START WORKING DATA

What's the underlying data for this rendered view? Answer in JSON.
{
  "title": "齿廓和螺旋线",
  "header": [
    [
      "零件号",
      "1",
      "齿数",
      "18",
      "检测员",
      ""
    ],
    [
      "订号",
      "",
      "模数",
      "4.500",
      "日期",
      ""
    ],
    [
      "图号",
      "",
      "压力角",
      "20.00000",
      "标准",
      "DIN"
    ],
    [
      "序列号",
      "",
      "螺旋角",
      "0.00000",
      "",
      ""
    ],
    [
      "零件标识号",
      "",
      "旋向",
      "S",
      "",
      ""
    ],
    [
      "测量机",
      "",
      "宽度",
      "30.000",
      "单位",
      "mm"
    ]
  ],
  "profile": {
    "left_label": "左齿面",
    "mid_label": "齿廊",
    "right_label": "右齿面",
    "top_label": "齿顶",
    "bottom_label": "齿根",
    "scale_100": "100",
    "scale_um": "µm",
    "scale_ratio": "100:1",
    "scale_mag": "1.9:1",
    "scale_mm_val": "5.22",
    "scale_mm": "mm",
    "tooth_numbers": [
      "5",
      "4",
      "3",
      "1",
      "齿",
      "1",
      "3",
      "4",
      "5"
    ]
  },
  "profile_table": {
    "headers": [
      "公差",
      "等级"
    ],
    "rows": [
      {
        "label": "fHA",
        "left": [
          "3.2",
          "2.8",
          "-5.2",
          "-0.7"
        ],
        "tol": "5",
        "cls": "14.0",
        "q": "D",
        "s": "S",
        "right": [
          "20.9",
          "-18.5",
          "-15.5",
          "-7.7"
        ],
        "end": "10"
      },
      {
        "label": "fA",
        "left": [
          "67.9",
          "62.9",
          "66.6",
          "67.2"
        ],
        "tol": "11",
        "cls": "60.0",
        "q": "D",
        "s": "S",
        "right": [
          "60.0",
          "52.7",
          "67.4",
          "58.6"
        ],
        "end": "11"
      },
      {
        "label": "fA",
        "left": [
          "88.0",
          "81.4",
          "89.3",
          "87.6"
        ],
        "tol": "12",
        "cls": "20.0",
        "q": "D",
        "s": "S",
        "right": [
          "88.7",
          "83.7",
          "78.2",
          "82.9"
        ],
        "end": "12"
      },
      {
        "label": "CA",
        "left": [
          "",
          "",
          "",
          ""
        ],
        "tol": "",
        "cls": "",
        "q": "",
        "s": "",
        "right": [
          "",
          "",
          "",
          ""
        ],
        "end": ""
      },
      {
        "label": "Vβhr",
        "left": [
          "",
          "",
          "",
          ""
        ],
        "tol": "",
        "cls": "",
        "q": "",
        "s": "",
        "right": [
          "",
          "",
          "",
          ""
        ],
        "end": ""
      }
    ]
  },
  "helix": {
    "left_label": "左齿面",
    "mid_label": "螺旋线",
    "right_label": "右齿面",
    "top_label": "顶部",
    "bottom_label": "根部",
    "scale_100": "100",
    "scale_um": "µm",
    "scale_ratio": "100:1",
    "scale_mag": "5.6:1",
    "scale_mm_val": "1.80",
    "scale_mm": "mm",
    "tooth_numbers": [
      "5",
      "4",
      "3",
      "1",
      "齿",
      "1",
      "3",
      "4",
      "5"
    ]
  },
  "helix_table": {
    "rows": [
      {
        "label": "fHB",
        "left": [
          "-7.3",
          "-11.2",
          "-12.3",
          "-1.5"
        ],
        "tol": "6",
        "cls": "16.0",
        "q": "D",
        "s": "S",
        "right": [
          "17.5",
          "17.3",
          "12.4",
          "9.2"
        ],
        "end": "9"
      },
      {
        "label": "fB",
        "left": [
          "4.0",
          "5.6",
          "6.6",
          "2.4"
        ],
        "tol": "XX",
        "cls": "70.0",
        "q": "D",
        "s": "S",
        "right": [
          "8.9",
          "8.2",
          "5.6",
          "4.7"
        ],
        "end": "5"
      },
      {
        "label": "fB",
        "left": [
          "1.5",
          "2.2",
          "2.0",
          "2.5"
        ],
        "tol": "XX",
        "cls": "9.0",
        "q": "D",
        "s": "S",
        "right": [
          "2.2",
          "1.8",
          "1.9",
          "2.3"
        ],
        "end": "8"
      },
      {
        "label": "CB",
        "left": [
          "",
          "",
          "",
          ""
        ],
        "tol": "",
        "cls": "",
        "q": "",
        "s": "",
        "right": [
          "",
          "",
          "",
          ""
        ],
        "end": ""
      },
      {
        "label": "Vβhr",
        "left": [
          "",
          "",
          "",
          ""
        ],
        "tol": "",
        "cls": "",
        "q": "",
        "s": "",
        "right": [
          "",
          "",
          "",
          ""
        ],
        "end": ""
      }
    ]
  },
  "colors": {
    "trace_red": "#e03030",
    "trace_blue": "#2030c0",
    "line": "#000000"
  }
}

END WORKING DATA

Write out every record shown above, word for word.

What's the underlying data for this rendered view? Answer in JSON.
{
  "title": "齿廓和螺旋线",
  "header": [
    [
      "零件号",
      "1",
      "齿数",
      "18",
      "检测员",
      ""
    ],
    [
      "订号",
      "",
      "模数",
      "4.500",
      "日期",
      ""
    ],
    [
      "图号",
      "",
      "压力角",
      "20.00000",
      "标准",
      "DIN"
    ],
    [
      "序列号",
      "",
      "螺旋角",
      "0.00000",
      "",
      ""
    ],
    [
      "零件标识号",
      "",
      "旋向",
      "S",
      "",
      ""
    ],
    [
      "测量机",
      "",
      "宽度",
      "30.000",
      "单位",
      "mm"
    ]
  ],
  "profile": {
    "left_label": "左齿面",
    "mid_label": "齿廊",
    "right_label": "右齿面",
    "top_label": "齿顶",
    "bottom_label": "齿根",
    "scale_100": "100",
    "scale_um": "µm",
    "scale_ratio": "100:1",
    "scale_mag": "1.9:1",
    "scale_mm_val": "5.22",
    "scale_mm": "mm",
    "tooth_numbers": [
      "5",
      "4",
      "3",
      "1",
      "齿",
      "1",
      "3",
      "4",
      "5"
    ]
  },
  "profile_table": {
    "headers": [
      "公差",
      "等级"
    ],
    "rows": [
      {
        "label": "fHA",
        "left": [
          "3.2",
          "2.8",
          "-5.2",
          "-0.7"
        ],
        "tol": "5",
        "cls": "14.0",
        "q": "D",
        "s": "S",
        "right": [
          "20.9",
          "-18.5",
          "-15.5",
          "-7.7"
        ],
        "end": "10"
      },
      {
        "label": "fA",
        "left": [
          "67.9",
          "62.9",
          "66.6",
          "67.2"
        ],
        "tol": "11",
        "cls": "60.0",
        "q": "D",
        "s": "S",
        "right": [
          "60.0",
          "52.7",
          "67.4",
          "58.6"
        ],
        "end": "11"
      },
      {
        "label": "fA",
        "left": [
          "88.0",
          "81.4",
          "89.3",
          "87.6"
        ],
        "tol": "12",
        "cls": "20.0",
        "q": "D",
        "s": "S",
        "right": [
          "88.7",
          "83.7",
          "78.2",
          "82.9"
        ],
        "end": "12"
      },
      {
        "label": "CA",
        "left": [
          "",
          "",
          "",
          ""
        ],
        "tol": "",
        "cls": "",
        "q": "",
        "s": "",
        "right": [
          "",
          "",
          "",
          ""
        ],
        "end": ""
      },
      {
        "label": "Vβhr",
        "left": [
          "",
          "",
          "",
          ""
        ],
        "tol": "",
        "cls": "",
        "q": "",
        "s": "",
        "right": [
          "",
          "",
          "",
          ""
        ],
        "end": ""
      }
    ]
  },
  "helix": {
    "left_label": "左齿面",
    "mid_label": "螺旋线",
    "right_label": "右齿面",
    "top_label": "顶部",
    "bottom_label": "根部",
    "scale_100": "100",
    "scale_um": "µm",
    "scale_ratio": "100:1",
    "scale_mag": "5.6:1",
    "scale_mm_val": "1.80",
    "scale_mm": "mm",
    "tooth_numbers": [
      "5",
      "4",
      "3",
      "1",
      "齿",
      "1",
      "3",
      "4",
      "5"
    ]
  },
  "helix_table": {
    "rows": [
      {
        "label": "fHB",
        "left": [
          "-7.3",
          "-11.2",
          "-12.3",
          "-1.5"
        ],
        "tol": "6",
        "cls": "16.0",
        "q": "D",
        "s": "S",
        "right": [
          "17.5",
          "17.3",
          "12.4",
          "9.2"
        ],
        "end": "9"
      },
      {
        "label": "fB",
        "left": [
          "4.0",
          "5.6",
          "6.6",
          "2.4"
        ],
        "tol": "XX",
        "cls": "70.0",
        "q": "D",
        "s": "S",
        "right": [
          "8.9",
          "8.2",
          "5.6",
          "4.7"
        ],
        "end": "5"
      },
      {
        "label": "fB",
        "left": [
          "1.5",
          "2.2",
          "2.0",
          "2.5"
        ],
        "tol": "XX",
        "cls": "9.0",
        "q": "D",
        "s": "S",
        "right": [
          "2.2",
          "1.8",
          "1.9",
          "2.3"
        ],
        "end": "8"
      },
      {
        "label": "CB",
        "left": [
          "",
          "",
          "",
          ""
        ],
        "tol": "",
        "cls": "",
        "q": "",
        "s": "",
        "right": [
          "",
          "",
          "",
          ""
        ],
        "end": ""
      },
      {
        "label": "Vβhr",
        "left": [
          "",
          "",
          "",
          ""
        ],
        "tol": "",
        "cls": "",
        "q": "",
        "s": "",
        "right": [
          "",
          "",
          "",
          ""
        ],
        "end": ""
      }
    ]
  },
  "colors": {
    "trace_red": "#e03030",
    "trace_blue": "#2030c0",
    "line": "#000000"
  }
}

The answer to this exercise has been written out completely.